> **REQUIRED TASK**
Transcribe the records below exactly as they appear.

> **DATA FOR PROCESSING**
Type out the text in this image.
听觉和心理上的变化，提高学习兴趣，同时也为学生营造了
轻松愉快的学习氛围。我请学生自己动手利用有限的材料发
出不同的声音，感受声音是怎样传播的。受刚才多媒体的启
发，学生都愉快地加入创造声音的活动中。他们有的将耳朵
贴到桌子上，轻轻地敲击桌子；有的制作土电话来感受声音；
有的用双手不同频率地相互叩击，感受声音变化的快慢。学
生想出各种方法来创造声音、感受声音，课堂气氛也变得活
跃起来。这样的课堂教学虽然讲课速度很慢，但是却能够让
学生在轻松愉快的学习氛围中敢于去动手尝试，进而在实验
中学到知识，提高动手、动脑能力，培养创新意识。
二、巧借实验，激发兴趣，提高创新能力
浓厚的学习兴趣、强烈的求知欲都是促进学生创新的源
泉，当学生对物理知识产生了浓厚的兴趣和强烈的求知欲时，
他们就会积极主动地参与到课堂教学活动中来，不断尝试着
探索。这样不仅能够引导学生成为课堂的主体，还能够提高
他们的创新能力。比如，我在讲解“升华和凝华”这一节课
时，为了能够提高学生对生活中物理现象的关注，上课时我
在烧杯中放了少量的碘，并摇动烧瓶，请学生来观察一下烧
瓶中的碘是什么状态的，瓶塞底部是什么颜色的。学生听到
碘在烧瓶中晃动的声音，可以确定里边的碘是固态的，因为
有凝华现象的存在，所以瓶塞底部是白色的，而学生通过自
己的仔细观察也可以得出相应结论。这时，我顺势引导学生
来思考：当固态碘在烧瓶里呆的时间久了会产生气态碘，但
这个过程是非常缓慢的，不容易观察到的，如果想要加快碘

> **ANSWER FOR THE TASK**
Type out the text in this image.
听觉和心理上的变化，提高学习兴趣，同时也为学生营造了
轻松愉快的学习氛围。我请学生自己动手利用有限的材料发
出不同的声音，感受声音是怎样传播的。受刚才多媒体的启
发，学生都愉快地加入创造声音的活动中。他们有的将耳朵
贴到桌子上，轻轻地敲击桌子；有的制作土电话来感受声音；
有的用双手不同频率地相互叩击，感受声音变化的快慢。学
生想出各种方法来创造声音、感受声音，课堂气氛也变得活
跃起来。这样的课堂教学虽然讲课速度很慢，但是却能够让
学生在轻松愉快的学习氛围中敢于去动手尝试，进而在实验
中学到知识，提高动手、动脑能力，培养创新意识。
二、巧借实验，激发兴趣，提高创新能力
浓厚的学习兴趣、强烈的求知欲都是促进学生创新的源
泉，当学生对物理知识产生了浓厚的兴趣和强烈的求知欲时，
他们就会积极主动地参与到课堂教学活动中来，不断尝试着
探索。这样不仅能够引导学生成为课堂的主体，还能够提高
他们的创新能力。比如，我在讲解“升华和凝华”这一节课
时，为了能够提高学生对生活中物理现象的关注，上课时我
在烧杯中放了少量的碘，并摇动烧瓶，请学生来观察一下烧
瓶中的碘是什么状态的，瓶塞底部是什么颜色的。学生听到
碘在烧瓶中晃动的声音，可以确定里边的碘是固态的，因为
有凝华现象的存在，所以瓶塞底部是白色的，而学生通过自
己的仔细观察也可以得出相应结论。这时，我顺势引导学生
来思考：当固态碘在烧瓶里呆的时间久了会产生气态碘，但
这个过程是非常缓慢的，不容易观察到的，如果想要加快碘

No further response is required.